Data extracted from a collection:
☆ ☆ ☆ ☆ ☆

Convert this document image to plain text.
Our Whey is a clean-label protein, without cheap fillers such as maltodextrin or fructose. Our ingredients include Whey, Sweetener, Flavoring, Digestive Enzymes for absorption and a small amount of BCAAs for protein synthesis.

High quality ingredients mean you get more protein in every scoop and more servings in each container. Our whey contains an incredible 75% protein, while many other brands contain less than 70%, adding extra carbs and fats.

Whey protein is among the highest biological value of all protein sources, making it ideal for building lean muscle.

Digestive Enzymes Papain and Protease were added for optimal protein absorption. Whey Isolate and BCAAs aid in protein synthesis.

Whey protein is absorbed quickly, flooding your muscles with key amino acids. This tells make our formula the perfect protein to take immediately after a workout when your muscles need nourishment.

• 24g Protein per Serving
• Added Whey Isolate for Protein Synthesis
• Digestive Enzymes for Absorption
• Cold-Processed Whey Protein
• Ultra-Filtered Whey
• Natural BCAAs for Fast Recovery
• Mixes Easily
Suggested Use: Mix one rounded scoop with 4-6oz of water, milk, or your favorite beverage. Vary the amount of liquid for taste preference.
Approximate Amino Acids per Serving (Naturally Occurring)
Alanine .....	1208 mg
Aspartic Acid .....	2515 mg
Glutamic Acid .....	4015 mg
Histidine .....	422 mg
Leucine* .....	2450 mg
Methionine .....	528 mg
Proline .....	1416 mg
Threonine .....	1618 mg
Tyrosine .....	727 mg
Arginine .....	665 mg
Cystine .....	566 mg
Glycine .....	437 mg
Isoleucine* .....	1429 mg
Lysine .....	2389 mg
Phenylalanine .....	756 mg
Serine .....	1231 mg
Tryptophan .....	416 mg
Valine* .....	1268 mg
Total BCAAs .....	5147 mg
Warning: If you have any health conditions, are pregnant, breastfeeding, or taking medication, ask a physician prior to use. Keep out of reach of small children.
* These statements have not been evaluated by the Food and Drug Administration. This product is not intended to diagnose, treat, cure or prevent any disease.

☆ ☆ ☆ ☆ ☆

ABOUT THIS EXERCISE =
Type the records out again. Match them exactly.

YOUR RESPONSE =
Convert this document image to plain text.
Our Whey is a clean-label protein, without cheap fillers such as maltodextrin or fructose. Our ingredients include Whey, Sweetener, Flavoring, Digestive Enzymes for absorption and a small amount of BCAAs for protein synthesis.

High quality ingredients mean you get more protein in every scoop and more servings in each container. Our whey contains an incredible 75% protein, while many other brands contain less than 70%, adding extra carbs and fats.

Whey protein is among the highest biological value of all protein sources, making it ideal for building lean muscle.

Digestive Enzymes Papain and Protease were added for optimal protein absorption. Whey Isolate and BCAAs aid in protein synthesis.

Whey protein is absorbed quickly, flooding your muscles with key amino acids. This tells make our formula the perfect protein to take immediately after a workout when your muscles need nourishment.

• 24g Protein per Serving
• Added Whey Isolate for Protein Synthesis
• Digestive Enzymes for Absorption
• Cold-Processed Whey Protein
• Ultra-Filtered Whey
• Natural BCAAs for Fast Recovery
• Mixes Easily
Suggested Use: Mix one rounded scoop with 4-6oz of water, milk, or your favorite beverage. Vary the amount of liquid for taste preference.
Approximate Amino Acids per Serving (Naturally Occurring)
Alanine .....	1208 mg
Aspartic Acid .....	2515 mg
Glutamic Acid .....	4015 mg
Histidine .....	422 mg
Leucine* .....	2450 mg
Methionine .....	528 mg
Proline .....	1416 mg
Threonine .....	1618 mg
Tyrosine .....	727 mg
Arginine .....	665 mg
Cystine .....	566 mg
Glycine .....	437 mg
Isoleucine* .....	1429 mg
Lysine .....	2389 mg
Phenylalanine .....	756 mg
Serine .....	1231 mg
Tryptophan .....	416 mg
Valine* .....	1268 mg
Total BCAAs .....	5147 mg
Warning: If you have any health conditions, are pregnant, breastfeeding, or taking medication, ask a physician prior to use. Keep out of reach of small children.
* These statements have not been evaluated by the Food and Drug Administration. This product is not intended to diagnose, treat, cure or prevent any disease.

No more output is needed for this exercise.